• [EXERCISE BRIEF]:
Scan the lines below for the word "Twitter". Copy each line you find it in.

• [SUPPLIED RECORDS]:
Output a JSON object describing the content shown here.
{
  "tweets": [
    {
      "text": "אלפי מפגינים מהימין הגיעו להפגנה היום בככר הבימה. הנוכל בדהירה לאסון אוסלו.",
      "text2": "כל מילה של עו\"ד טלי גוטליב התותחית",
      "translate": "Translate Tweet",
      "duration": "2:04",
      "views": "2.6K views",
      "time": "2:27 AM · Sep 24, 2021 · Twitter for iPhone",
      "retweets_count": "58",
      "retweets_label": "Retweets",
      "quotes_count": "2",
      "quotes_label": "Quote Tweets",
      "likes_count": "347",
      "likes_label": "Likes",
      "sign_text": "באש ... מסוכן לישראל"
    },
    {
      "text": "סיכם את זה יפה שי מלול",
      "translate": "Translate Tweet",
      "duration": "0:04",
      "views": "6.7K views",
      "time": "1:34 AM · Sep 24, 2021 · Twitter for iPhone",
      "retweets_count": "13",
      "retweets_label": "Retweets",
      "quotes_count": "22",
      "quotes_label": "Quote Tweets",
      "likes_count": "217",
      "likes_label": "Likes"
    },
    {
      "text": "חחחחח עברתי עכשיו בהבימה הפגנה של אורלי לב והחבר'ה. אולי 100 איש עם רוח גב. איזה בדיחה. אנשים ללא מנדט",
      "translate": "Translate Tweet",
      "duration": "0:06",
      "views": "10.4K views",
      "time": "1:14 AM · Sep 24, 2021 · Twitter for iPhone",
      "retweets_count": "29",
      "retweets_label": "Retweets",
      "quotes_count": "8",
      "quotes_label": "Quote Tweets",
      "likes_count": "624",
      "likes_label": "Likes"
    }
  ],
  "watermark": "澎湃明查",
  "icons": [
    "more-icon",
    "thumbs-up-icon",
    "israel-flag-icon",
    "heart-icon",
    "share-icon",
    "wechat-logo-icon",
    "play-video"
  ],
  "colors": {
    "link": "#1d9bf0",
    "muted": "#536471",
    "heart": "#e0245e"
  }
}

---

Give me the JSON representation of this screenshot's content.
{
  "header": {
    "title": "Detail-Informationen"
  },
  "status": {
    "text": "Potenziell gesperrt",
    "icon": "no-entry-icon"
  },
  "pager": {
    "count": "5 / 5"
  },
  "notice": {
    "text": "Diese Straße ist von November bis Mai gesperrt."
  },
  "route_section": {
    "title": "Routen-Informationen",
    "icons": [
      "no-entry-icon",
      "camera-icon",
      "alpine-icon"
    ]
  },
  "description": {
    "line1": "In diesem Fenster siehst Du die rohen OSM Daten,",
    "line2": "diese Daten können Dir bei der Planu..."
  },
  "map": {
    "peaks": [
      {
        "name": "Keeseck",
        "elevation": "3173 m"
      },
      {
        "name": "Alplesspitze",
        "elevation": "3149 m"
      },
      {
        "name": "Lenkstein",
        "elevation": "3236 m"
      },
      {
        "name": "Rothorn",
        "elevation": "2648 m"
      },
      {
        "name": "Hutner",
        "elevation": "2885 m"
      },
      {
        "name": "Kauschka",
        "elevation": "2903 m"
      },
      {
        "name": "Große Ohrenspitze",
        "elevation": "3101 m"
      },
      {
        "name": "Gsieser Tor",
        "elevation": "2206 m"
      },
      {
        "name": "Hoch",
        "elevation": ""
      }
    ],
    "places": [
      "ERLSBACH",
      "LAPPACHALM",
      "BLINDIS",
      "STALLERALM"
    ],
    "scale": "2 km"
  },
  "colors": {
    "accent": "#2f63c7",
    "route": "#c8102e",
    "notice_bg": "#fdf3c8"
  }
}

• [ANSWER TO THIS TASK]:
      "time": "2:27 AM · Sep 24, 2021 · Twitter for iPhone",
      "time": "1:34 AM · Sep 24, 2021 · Twitter for iPhone",
      "time": "1:14 AM · Sep 24, 2021 · Twitter for iPhone",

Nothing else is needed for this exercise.